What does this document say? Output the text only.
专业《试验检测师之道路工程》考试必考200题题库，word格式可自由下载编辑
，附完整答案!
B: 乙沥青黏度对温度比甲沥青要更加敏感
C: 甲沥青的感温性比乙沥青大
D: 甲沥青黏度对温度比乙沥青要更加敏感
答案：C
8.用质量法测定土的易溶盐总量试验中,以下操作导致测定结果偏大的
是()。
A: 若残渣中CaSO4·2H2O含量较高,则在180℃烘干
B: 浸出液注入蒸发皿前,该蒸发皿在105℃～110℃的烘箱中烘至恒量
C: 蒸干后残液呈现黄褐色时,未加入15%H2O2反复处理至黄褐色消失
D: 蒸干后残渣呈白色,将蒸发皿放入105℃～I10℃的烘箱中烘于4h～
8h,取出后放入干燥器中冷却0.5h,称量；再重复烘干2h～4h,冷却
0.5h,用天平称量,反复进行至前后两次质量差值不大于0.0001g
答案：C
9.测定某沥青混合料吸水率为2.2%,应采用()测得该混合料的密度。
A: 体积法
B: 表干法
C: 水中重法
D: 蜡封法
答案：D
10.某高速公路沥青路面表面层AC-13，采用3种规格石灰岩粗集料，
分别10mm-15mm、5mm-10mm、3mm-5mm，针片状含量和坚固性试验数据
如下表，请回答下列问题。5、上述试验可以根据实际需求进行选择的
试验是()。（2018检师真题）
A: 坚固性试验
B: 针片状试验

...

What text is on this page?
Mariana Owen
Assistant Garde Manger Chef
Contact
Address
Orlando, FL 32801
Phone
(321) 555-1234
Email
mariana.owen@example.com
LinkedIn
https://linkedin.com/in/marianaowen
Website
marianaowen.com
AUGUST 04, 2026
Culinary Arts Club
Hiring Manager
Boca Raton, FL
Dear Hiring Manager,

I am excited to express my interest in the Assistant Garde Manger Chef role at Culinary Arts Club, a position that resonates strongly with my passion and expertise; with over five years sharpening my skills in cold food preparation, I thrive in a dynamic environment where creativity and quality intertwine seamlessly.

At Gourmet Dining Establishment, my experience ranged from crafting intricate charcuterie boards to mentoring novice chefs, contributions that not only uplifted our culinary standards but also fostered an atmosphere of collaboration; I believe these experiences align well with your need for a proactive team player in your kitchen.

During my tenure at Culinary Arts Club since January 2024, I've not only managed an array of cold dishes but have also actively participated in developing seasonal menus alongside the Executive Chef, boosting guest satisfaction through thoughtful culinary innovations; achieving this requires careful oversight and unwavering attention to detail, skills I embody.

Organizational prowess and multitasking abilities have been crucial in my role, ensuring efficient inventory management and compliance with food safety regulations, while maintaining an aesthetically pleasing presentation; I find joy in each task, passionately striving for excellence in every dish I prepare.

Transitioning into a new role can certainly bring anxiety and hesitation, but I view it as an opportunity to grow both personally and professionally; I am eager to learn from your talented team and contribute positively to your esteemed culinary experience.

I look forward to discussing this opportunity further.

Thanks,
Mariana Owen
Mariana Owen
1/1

...

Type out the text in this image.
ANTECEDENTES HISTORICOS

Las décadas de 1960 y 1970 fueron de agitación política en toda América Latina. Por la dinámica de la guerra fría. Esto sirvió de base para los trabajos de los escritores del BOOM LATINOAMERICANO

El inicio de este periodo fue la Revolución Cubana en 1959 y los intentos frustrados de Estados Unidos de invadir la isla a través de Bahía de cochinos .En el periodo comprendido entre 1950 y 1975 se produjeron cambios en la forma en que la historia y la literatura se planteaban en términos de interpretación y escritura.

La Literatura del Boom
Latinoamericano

#### Requirements:
Where a line in the material contains "this", copy that line.

#### Correct answer:
What does this document say? Output the text only.
What text is on this page?
During my tenure at Culinary Arts Club since January 2024, I've not only managed an array of cold dishes but have also actively participated in developing seasonal menus alongside the Executive Chef, boosting guest satisfaction through thoughtful culinary innovations; achieving this requires careful oversight and unwavering attention to detail, skills I embody.
I look forward to discussing this opportunity further.
Type out the text in this image.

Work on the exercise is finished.